— DATA FOR PROCESSING —
_ _ _ _

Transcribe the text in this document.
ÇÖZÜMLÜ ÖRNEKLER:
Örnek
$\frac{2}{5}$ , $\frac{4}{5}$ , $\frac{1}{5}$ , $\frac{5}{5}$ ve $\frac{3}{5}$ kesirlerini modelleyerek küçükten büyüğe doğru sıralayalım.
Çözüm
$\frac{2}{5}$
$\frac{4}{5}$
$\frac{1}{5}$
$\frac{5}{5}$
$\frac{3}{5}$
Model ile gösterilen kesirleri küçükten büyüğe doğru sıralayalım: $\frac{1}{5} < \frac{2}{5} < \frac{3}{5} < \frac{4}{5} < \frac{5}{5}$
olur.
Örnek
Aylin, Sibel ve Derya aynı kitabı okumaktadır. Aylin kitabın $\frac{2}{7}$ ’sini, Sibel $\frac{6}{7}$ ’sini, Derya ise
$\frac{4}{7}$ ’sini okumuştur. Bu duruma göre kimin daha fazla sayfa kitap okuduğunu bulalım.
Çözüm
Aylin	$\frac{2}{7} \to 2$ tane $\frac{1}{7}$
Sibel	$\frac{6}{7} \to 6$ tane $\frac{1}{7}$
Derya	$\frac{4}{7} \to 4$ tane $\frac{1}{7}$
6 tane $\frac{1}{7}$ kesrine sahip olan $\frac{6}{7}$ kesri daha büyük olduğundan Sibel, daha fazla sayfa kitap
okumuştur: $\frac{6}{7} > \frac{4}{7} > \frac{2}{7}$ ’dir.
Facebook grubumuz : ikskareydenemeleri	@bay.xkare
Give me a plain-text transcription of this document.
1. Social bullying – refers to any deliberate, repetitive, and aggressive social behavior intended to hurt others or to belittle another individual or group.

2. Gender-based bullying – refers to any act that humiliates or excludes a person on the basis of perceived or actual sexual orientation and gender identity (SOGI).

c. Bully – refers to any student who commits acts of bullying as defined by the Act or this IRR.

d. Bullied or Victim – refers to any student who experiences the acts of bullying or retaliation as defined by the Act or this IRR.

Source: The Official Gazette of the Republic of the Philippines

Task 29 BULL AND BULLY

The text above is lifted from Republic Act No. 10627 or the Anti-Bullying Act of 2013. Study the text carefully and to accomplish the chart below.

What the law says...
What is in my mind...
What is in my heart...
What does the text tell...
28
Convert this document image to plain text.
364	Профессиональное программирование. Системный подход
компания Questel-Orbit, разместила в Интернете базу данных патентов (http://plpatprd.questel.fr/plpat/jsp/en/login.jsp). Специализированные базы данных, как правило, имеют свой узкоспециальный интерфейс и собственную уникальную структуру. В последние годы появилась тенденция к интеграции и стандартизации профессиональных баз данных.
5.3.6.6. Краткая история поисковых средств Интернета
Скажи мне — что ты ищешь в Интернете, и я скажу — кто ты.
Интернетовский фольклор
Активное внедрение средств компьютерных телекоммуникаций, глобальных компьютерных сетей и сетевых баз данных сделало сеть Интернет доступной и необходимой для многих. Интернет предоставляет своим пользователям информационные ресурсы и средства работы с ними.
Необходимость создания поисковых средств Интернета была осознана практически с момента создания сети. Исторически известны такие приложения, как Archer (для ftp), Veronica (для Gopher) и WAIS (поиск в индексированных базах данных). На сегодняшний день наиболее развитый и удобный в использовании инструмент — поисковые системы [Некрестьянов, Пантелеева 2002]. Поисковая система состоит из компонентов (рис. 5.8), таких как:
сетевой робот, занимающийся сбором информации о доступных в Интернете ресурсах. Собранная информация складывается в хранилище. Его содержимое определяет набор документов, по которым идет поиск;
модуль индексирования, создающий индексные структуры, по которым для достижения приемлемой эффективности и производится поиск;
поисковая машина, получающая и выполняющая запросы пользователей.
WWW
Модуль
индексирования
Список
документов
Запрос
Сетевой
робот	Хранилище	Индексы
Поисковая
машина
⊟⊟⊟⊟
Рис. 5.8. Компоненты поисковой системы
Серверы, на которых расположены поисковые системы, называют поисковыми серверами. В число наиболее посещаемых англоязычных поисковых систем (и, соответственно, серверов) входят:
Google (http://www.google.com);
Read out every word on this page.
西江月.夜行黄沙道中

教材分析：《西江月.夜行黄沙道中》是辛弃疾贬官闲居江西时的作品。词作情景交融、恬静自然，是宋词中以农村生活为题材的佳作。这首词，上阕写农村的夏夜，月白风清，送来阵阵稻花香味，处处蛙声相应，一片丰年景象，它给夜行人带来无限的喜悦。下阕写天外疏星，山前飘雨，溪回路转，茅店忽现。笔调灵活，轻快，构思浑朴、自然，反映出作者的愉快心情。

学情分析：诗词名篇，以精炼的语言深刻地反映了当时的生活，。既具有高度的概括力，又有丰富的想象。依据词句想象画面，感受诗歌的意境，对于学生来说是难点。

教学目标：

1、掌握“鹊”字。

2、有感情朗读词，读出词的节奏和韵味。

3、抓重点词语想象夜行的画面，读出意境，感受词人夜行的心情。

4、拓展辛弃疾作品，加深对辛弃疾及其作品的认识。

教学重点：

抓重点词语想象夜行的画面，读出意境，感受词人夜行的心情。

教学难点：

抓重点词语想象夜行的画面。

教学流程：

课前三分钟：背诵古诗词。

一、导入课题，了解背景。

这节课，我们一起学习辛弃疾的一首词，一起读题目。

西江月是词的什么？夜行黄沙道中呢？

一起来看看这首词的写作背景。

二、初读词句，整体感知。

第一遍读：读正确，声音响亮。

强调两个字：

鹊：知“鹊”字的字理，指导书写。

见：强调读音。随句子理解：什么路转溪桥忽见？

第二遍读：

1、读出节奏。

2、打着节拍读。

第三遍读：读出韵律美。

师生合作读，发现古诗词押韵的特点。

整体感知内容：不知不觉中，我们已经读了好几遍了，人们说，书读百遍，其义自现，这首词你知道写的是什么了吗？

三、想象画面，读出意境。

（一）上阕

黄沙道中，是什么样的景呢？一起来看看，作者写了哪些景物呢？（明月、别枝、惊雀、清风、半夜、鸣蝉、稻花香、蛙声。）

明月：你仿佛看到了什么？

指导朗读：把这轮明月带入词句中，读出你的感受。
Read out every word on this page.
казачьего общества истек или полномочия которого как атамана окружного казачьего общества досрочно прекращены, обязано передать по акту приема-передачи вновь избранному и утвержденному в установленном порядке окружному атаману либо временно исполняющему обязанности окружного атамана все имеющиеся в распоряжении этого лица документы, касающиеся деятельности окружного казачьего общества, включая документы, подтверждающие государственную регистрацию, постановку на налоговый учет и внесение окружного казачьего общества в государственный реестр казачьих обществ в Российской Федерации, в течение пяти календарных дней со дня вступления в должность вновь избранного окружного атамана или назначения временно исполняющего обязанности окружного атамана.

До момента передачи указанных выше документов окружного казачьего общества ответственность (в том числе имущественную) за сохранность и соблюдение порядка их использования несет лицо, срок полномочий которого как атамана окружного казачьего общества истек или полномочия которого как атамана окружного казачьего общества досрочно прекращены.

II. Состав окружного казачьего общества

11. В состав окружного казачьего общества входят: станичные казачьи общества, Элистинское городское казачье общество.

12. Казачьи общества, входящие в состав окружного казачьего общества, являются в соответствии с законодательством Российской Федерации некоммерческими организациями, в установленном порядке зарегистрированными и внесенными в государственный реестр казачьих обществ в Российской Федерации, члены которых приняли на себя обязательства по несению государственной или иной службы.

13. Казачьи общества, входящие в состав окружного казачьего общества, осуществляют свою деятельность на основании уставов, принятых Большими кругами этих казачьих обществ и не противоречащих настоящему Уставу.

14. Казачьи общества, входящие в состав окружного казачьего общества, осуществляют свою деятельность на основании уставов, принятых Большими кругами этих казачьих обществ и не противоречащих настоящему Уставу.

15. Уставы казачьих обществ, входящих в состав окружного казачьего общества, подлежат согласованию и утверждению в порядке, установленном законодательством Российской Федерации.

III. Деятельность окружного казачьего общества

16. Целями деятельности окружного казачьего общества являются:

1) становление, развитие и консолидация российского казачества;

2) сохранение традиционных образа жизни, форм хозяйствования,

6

_ _ _ _

Select every line in the material above where the string "средств" occurs, and copy it.

— COMPLETE OUTPUT —
5.3.6.6. Краткая история поисковых средств Интернета
Активное внедрение средств компьютерных телекоммуникаций, глобальных компьютерных сетей и сетевых баз данных сделало сеть Интернет доступной и необходимой для многих. Интернет предоставляет своим пользователям информационные ресурсы и средства работы с ними.
Необходимость создания поисковых средств Интернета была осознана практически с момента создания сети. Исторически известны такие приложения, как Archer (для ftp), Veronica (для Gopher) и WAIS (поиск в индексированных базах данных). На сегодняшний день наиболее развитый и удобный в использовании инструмент — поисковые системы [Некрестьянов, Пантелеева 2002]. Поисковая система состоит из компонентов (рис. 5.8), таких как:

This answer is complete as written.